▶ **Stated goal**
Reproduce each line of the material exactly, minus any picture.

○ ○ ○ ○

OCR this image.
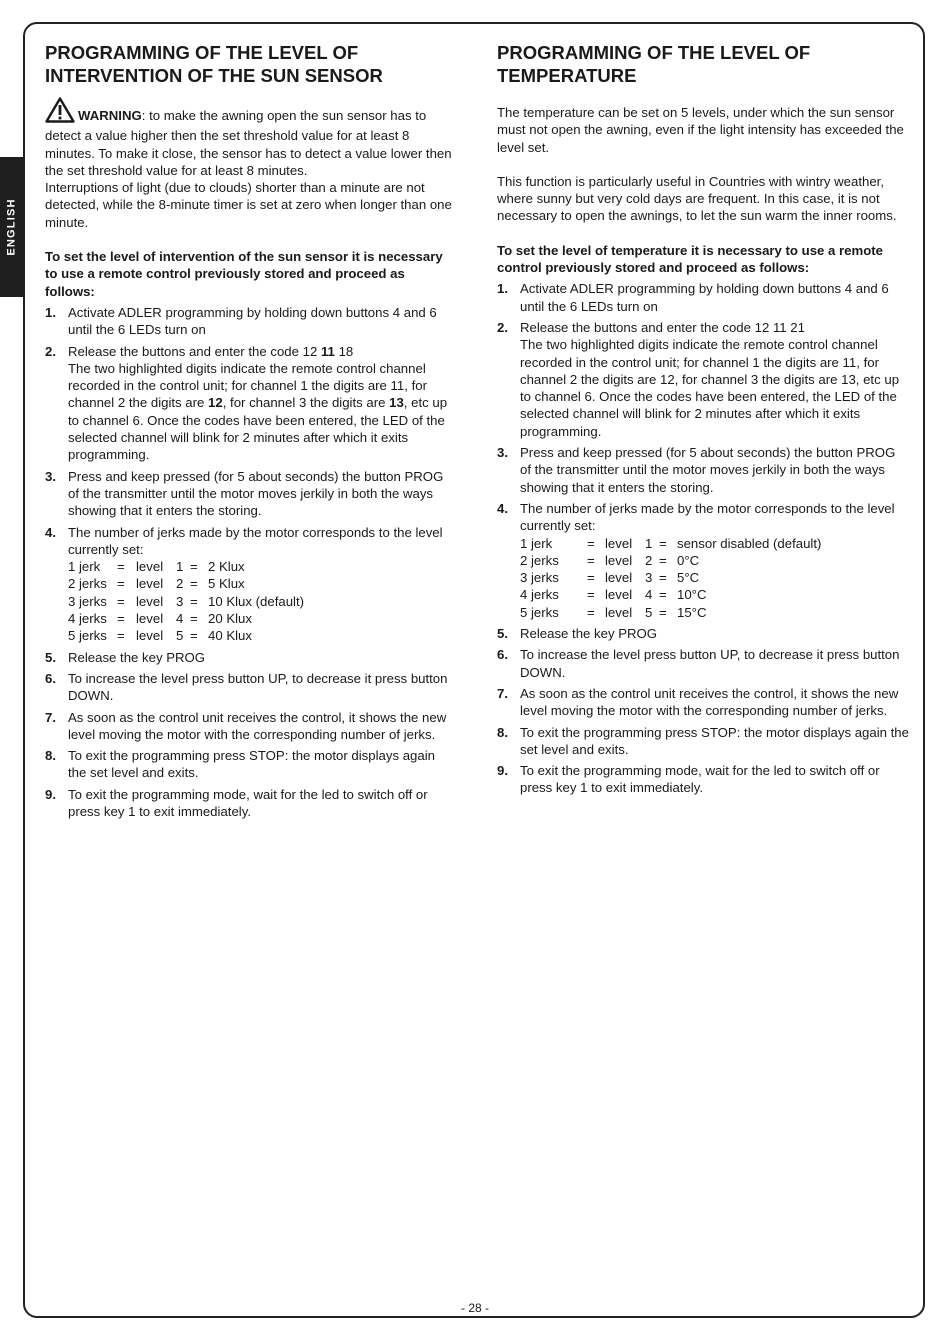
ENGLISH
PROGRAMMING OF THE LEVEL OF INTERVENTION OF THE SUN SENSOR

WARNING: to make the awning open the sun sensor has to detect a value higher then the set threshold value for at least 8 minutes. To make it close, the sensor has to detect a value lower then the set threshold value for at least 8 minutes.

Interruptions of light (due to clouds) shorter than a minute are not detected, while the 8-minute timer is set at zero when longer than one minute.

To set the level of intervention of the sun sensor it is necessary to use a remote control previously stored and proceed as follows:

1. Activate ADLER programming by holding down buttons 4 and 6 until the 6 LEDs turn on
2. Release the buttons and enter the code 12 11 18
The two highlighted digits indicate the remote control channel recorded in the control unit; for channel 1 the digits are 11, for channel 2 the digits are 12, for channel 3 the digits are 13, etc up to channel 6. Once the codes have been entered, the LED of the selected channel will blink for 2 minutes after which it exits programming.
3. Press and keep pressed (for 5 about seconds) the button PROG of the transmitter until the motor moves jerkily in both the ways showing that it enters the storing.
4. The number of jerks made by the motor corresponds to the level currently set:
1 jerk	=	level	1	=	2 Klux
2 jerks	=	level	2	=	5 Klux
3 jerks	=	level	3	=	10 Klux (default)
4 jerks	=	level	4	=	20 Klux
5 jerks	=	level	5	=	40 Klux
5. Release the key PROG
6. To increase the level press button UP, to decrease it press button DOWN.
7. As soon as the control unit receives the control, it shows the new level moving the motor with the corresponding number of jerks.
8. To exit the programming press STOP: the motor displays again the set level and exits.
9. To exit the programming mode, wait for the led to switch off or press key 1 to exit immediately.
PROGRAMMING OF THE LEVEL OF TEMPERATURE

The temperature can be set on 5 levels, under which the sun sensor must not open the awning, even if the light intensity has exceeded the level set.

This function is particularly useful in Countries with wintry weather, where sunny but very cold days are frequent. In this case, it is not necessary to open the awnings, to let the sun warm the inner rooms.

To set the level of temperature it is necessary to use a remote control previously stored and proceed as follows:

1. Activate ADLER programming by holding down buttons 4 and 6 until the 6 LEDs turn on
2. Release the buttons and enter the code 12 11 21
The two highlighted digits indicate the remote control channel recorded in the control unit; for channel 1 the digits are 11, for channel 2 the digits are 12, for channel 3 the digits are 13, etc up to channel 6. Once the codes have been entered, the LED of the selected channel will blink for 2 minutes after which it exits programming.
3. Press and keep pressed (for 5 about seconds) the button PROG of the transmitter until the motor moves jerkily in both the ways showing that it enters the storing.
4. The number of jerks made by the motor corresponds to the level currently set:
1 jerk	=	level	1	=	sensor disabled (default)
2 jerks	=	level	2	=	0°C
3 jerks	=	level	3	=	5°C
4 jerks	=	level	4	=	10°C
5 jerks	=	level	5	=	15°C
5. Release the key PROG
6. To increase the level press button UP, to decrease it press button DOWN.
7. As soon as the control unit receives the control, it shows the new level moving the motor with the corresponding number of jerks.
8. To exit the programming press STOP: the motor displays again the set level and exits.
9. To exit the programming mode, wait for the led to switch off or press key 1 to exit immediately.
- 28 -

○ ○ ○ ○

▶ **Exercise solution**
OCR this image.
ENGLISH
PROGRAMMING OF THE LEVEL OF INTERVENTION OF THE SUN SENSOR

WARNING: to make the awning open the sun sensor has to detect a value higher then the set threshold value for at least 8 minutes. To make it close, the sensor has to detect a value lower then the set threshold value for at least 8 minutes.

Interruptions of light (due to clouds) shorter than a minute are not detected, while the 8-minute timer is set at zero when longer than one minute.

To set the level of intervention of the sun sensor it is necessary to use a remote control previously stored and proceed as follows:

1. Activate ADLER programming by holding down buttons 4 and 6 until the 6 LEDs turn on
2. Release the buttons and enter the code 12 11 18
The two highlighted digits indicate the remote control channel recorded in the control unit; for channel 1 the digits are 11, for channel 2 the digits are 12, for channel 3 the digits are 13, etc up to channel 6. Once the codes have been entered, the LED of the selected channel will blink for 2 minutes after which it exits programming.
3. Press and keep pressed (for 5 about seconds) the button PROG of the transmitter until the motor moves jerkily in both the ways showing that it enters the storing.
4. The number of jerks made by the motor corresponds to the level currently set:
1 jerk	=	level	1	=	2 Klux
2 jerks	=	level	2	=	5 Klux
3 jerks	=	level	3	=	10 Klux (default)
4 jerks	=	level	4	=	20 Klux
5 jerks	=	level	5	=	40 Klux
5. Release the key PROG
6. To increase the level press button UP, to decrease it press button DOWN.
7. As soon as the control unit receives the control, it shows the new level moving the motor with the corresponding number of jerks.
8. To exit the programming press STOP: the motor displays again the set level and exits.
9. To exit the programming mode, wait for the led to switch off or press key 1 to exit immediately.
PROGRAMMING OF THE LEVEL OF TEMPERATURE

The temperature can be set on 5 levels, under which the sun sensor must not open the awning, even if the light intensity has exceeded the level set.

This function is particularly useful in Countries with wintry weather, where sunny but very cold days are frequent. In this case, it is not necessary to open the awnings, to let the sun warm the inner rooms.

To set the level of temperature it is necessary to use a remote control previously stored and proceed as follows:

1. Activate ADLER programming by holding down buttons 4 and 6 until the 6 LEDs turn on
2. Release the buttons and enter the code 12 11 21
The two highlighted digits indicate the remote control channel recorded in the control unit; for channel 1 the digits are 11, for channel 2 the digits are 12, for channel 3 the digits are 13, etc up to channel 6. Once the codes have been entered, the LED of the selected channel will blink for 2 minutes after which it exits programming.
3. Press and keep pressed (for 5 about seconds) the button PROG of the transmitter until the motor moves jerkily in both the ways showing that it enters the storing.
4. The number of jerks made by the motor corresponds to the level currently set:
1 jerk	=	level	1	=	sensor disabled (default)
2 jerks	=	level	2	=	0°C
3 jerks	=	level	3	=	5°C
4 jerks	=	level	4	=	10°C
5 jerks	=	level	5	=	15°C
5. Release the key PROG
6. To increase the level press button UP, to decrease it press button DOWN.
7. As soon as the control unit receives the control, it shows the new level moving the motor with the corresponding number of jerks.
8. To exit the programming press STOP: the motor displays again the set level and exits.
9. To exit the programming mode, wait for the led to switch off or press key 1 to exit immediately.
- 28 -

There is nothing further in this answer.